%%
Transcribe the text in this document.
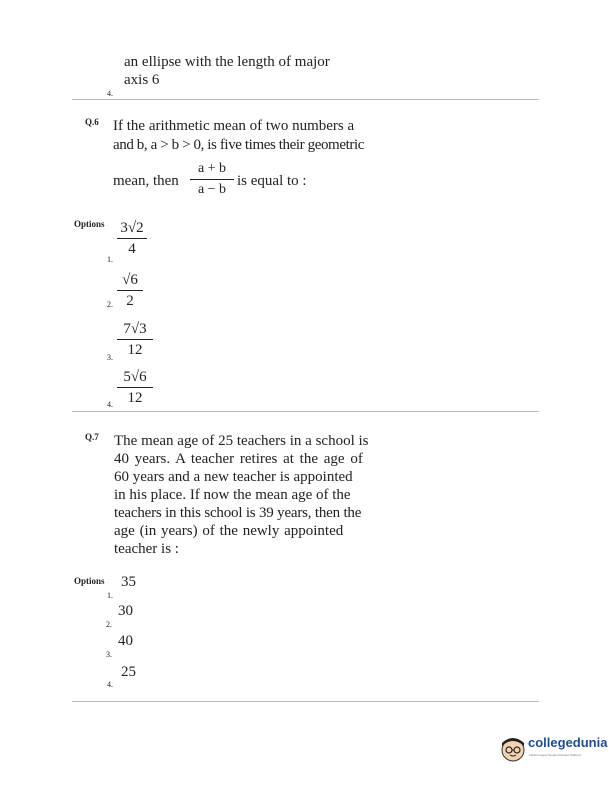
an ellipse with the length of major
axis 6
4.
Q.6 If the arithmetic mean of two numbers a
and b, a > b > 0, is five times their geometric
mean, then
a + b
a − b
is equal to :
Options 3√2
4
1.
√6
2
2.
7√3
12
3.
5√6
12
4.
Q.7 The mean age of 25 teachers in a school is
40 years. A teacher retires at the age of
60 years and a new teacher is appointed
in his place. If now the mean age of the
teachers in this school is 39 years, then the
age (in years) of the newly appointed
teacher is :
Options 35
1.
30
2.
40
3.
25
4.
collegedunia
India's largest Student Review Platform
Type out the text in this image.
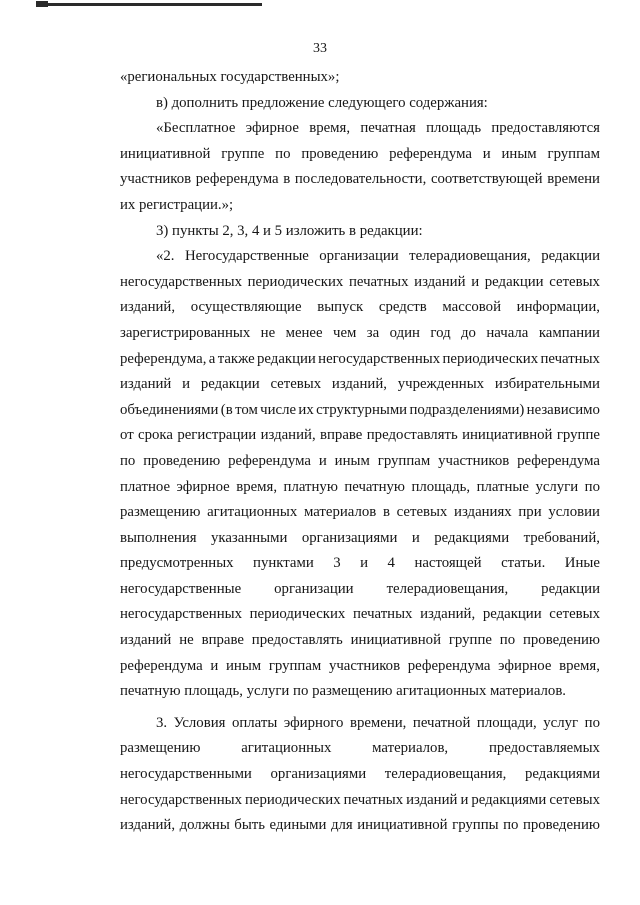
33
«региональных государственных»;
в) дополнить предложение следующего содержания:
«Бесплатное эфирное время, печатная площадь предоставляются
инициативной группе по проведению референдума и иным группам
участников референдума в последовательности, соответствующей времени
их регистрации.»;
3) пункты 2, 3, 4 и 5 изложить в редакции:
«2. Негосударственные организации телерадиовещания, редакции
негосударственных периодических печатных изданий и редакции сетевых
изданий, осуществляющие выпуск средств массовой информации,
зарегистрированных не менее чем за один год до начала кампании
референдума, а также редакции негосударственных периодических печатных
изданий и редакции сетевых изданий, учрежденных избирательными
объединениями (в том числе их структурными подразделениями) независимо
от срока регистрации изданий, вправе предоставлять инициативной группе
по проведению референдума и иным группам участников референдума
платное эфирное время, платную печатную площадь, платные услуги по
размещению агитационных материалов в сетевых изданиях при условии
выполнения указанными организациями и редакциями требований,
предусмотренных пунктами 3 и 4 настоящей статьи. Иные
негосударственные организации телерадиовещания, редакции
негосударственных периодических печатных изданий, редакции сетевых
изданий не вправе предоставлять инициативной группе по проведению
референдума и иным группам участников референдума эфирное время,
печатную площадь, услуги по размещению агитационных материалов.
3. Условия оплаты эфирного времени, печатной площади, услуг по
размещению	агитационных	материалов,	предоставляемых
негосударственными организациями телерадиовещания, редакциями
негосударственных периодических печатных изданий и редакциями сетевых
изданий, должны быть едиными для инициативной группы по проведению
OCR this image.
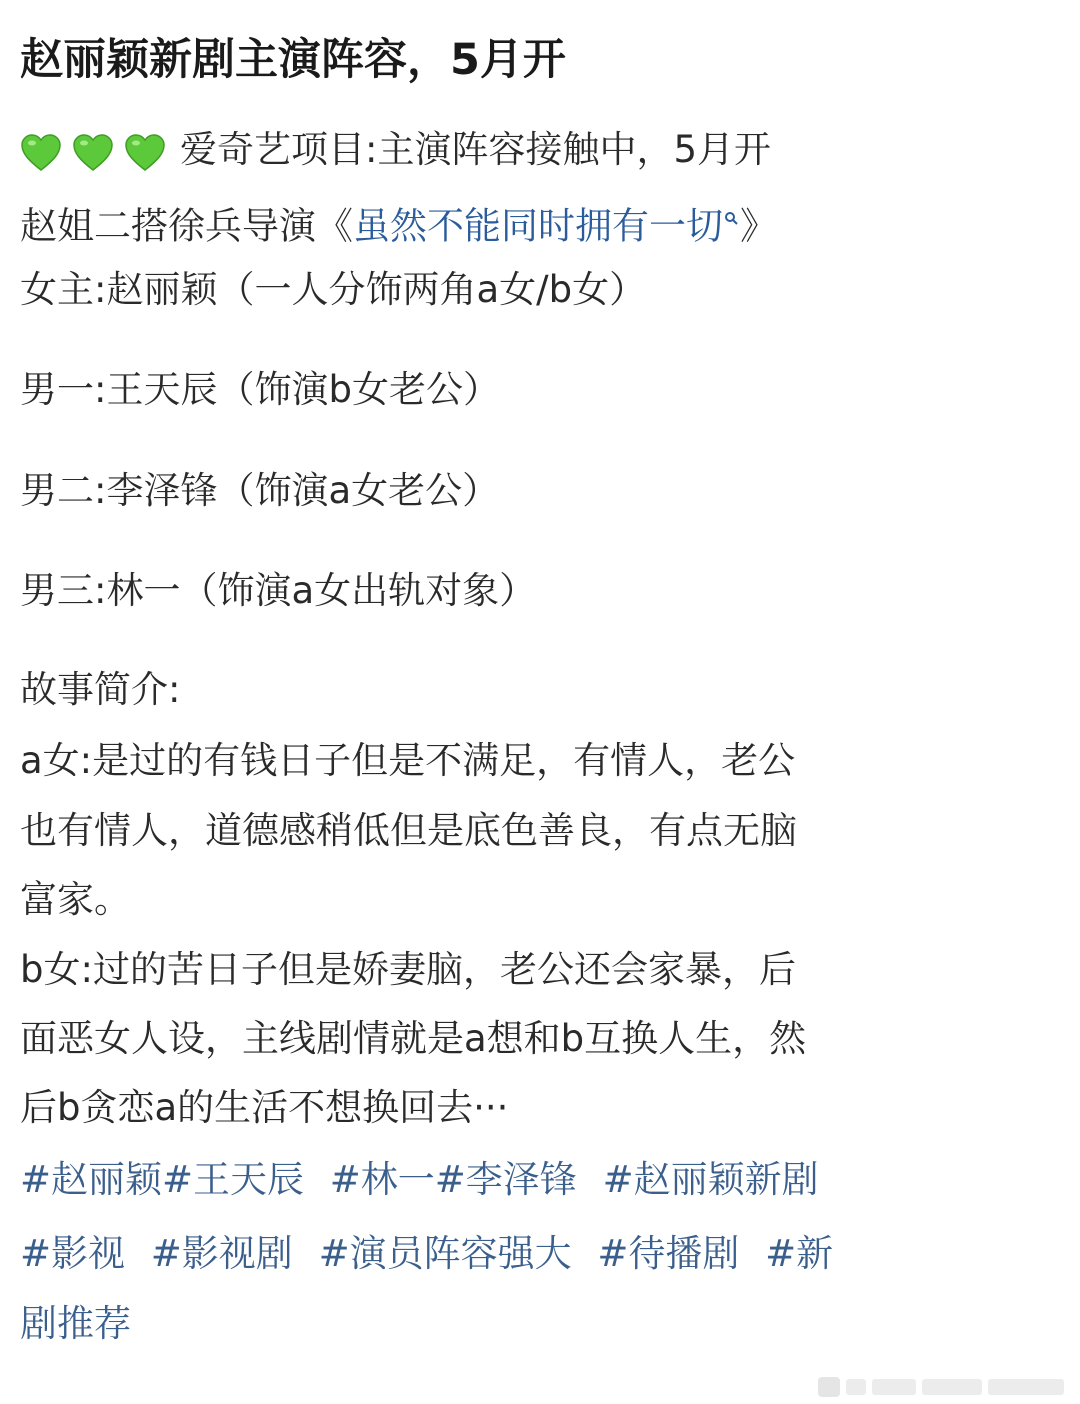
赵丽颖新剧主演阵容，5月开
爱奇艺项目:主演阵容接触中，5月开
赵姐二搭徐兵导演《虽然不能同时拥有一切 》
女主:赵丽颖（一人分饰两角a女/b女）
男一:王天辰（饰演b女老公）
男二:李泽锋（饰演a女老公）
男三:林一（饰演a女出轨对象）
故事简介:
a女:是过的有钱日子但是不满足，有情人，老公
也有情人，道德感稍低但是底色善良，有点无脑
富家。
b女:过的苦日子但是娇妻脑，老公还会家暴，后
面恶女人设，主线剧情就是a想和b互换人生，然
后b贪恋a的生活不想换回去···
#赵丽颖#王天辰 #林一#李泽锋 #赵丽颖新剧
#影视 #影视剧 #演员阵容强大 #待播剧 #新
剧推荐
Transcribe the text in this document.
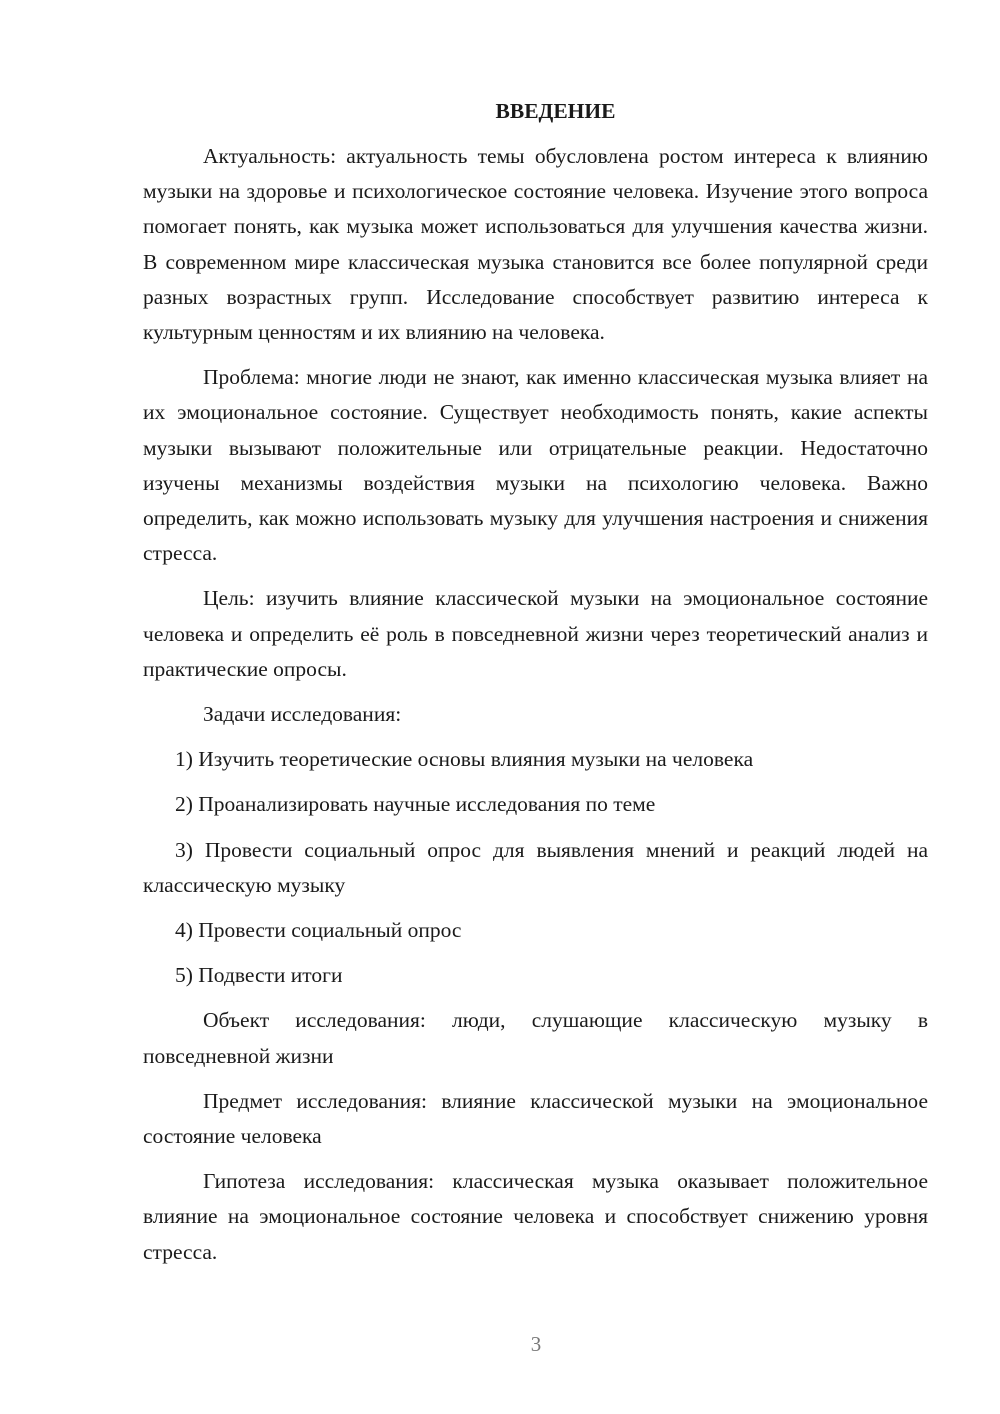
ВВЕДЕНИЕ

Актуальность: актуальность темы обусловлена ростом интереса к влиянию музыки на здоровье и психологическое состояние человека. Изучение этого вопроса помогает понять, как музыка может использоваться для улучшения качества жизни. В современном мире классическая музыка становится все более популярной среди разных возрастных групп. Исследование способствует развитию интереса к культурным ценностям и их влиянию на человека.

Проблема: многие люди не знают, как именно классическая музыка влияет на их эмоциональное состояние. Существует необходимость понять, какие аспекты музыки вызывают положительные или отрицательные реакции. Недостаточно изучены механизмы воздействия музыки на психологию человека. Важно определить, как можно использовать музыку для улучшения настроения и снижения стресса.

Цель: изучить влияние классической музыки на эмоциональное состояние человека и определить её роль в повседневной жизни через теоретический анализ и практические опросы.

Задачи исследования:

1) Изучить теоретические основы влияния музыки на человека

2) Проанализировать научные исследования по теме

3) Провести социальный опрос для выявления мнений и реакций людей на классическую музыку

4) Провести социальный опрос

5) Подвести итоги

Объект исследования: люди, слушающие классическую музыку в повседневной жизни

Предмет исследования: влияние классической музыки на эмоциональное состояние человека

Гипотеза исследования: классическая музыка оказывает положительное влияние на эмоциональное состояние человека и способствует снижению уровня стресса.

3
%%
_Set task_
Repeat each line of the records above exactly, but do not copy the pictures.

_Solution below_
Transcribe the text in this document.
an ellipse with the length of major
axis 6
4.
Q.6 If the arithmetic mean of two numbers a
and b, a > b > 0, is five times their geometric
mean, then
a + b
a − b
is equal to :
Options 3√2
4
1.
√6
2
2.
7√3
12
3.
5√6
12
4.
Q.7 The mean age of 25 teachers in a school is
40 years. A teacher retires at the age of
60 years and a new teacher is appointed
in his place. If now the mean age of the
teachers in this school is 39 years, then the
age (in years) of the newly appointed
teacher is :
Options 35
1.
30
2.
40
3.
25
4.
collegedunia
India's largest Student Review Platform
Type out the text in this image.
33
«региональных государственных»;
в) дополнить предложение следующего содержания:
«Бесплатное эфирное время, печатная площадь предоставляются
инициативной группе по проведению референдума и иным группам
участников референдума в последовательности, соответствующей времени
их регистрации.»;
3) пункты 2, 3, 4 и 5 изложить в редакции:
«2. Негосударственные организации телерадиовещания, редакции
негосударственных периодических печатных изданий и редакции сетевых
изданий, осуществляющие выпуск средств массовой информации,
зарегистрированных не менее чем за один год до начала кампании
референдума, а также редакции негосударственных периодических печатных
изданий и редакции сетевых изданий, учрежденных избирательными
объединениями (в том числе их структурными подразделениями) независимо
от срока регистрации изданий, вправе предоставлять инициативной группе
по проведению референдума и иным группам участников референдума
платное эфирное время, платную печатную площадь, платные услуги по
размещению агитационных материалов в сетевых изданиях при условии
выполнения указанными организациями и редакциями требований,
предусмотренных пунктами 3 и 4 настоящей статьи. Иные
негосударственные организации телерадиовещания, редакции
негосударственных периодических печатных изданий, редакции сетевых
изданий не вправе предоставлять инициативной группе по проведению
референдума и иным группам участников референдума эфирное время,
печатную площадь, услуги по размещению агитационных материалов.
3. Условия оплаты эфирного времени, печатной площади, услуг по
размещению	агитационных	материалов,	предоставляемых
негосударственными организациями телерадиовещания, редакциями
негосударственных периодических печатных изданий и редакциями сетевых
изданий, должны быть едиными для инициативной группы по проведению
OCR this image.
赵丽颖新剧主演阵容，5月开
爱奇艺项目:主演阵容接触中，5月开
赵姐二搭徐兵导演《虽然不能同时拥有一切 》
女主:赵丽颖（一人分饰两角a女/b女）
男一:王天辰（饰演b女老公）
男二:李泽锋（饰演a女老公）
男三:林一（饰演a女出轨对象）
故事简介:
a女:是过的有钱日子但是不满足，有情人，老公
也有情人，道德感稍低但是底色善良，有点无脑
富家。
b女:过的苦日子但是娇妻脑，老公还会家暴，后
面恶女人设，主线剧情就是a想和b互换人生，然
后b贪恋a的生活不想换回去···
#赵丽颖#王天辰 #林一#李泽锋 #赵丽颖新剧
#影视 #影视剧 #演员阵容强大 #待播剧 #新
剧推荐
Transcribe the text in this document.
ВВЕДЕНИЕ

Актуальность: актуальность темы обусловлена ростом интереса к влиянию музыки на здоровье и психологическое состояние человека. Изучение этого вопроса помогает понять, как музыка может использоваться для улучшения качества жизни. В современном мире классическая музыка становится все более популярной среди разных возрастных групп. Исследование способствует развитию интереса к культурным ценностям и их влиянию на человека.

Проблема: многие люди не знают, как именно классическая музыка влияет на их эмоциональное состояние. Существует необходимость понять, какие аспекты музыки вызывают положительные или отрицательные реакции. Недостаточно изучены механизмы воздействия музыки на психологию человека. Важно определить, как можно использовать музыку для улучшения настроения и снижения стресса.

Цель: изучить влияние классической музыки на эмоциональное состояние человека и определить её роль в повседневной жизни через теоретический анализ и практические опросы.

Задачи исследования:

1) Изучить теоретические основы влияния музыки на человека

2) Проанализировать научные исследования по теме

3) Провести социальный опрос для выявления мнений и реакций людей на классическую музыку

4) Провести социальный опрос

5) Подвести итоги

Объект исследования: люди, слушающие классическую музыку в повседневной жизни

Предмет исследования: влияние классической музыки на эмоциональное состояние человека

Гипотеза исследования: классическая музыка оказывает положительное влияние на эмоциональное состояние человека и способствует снижению уровня стресса.

3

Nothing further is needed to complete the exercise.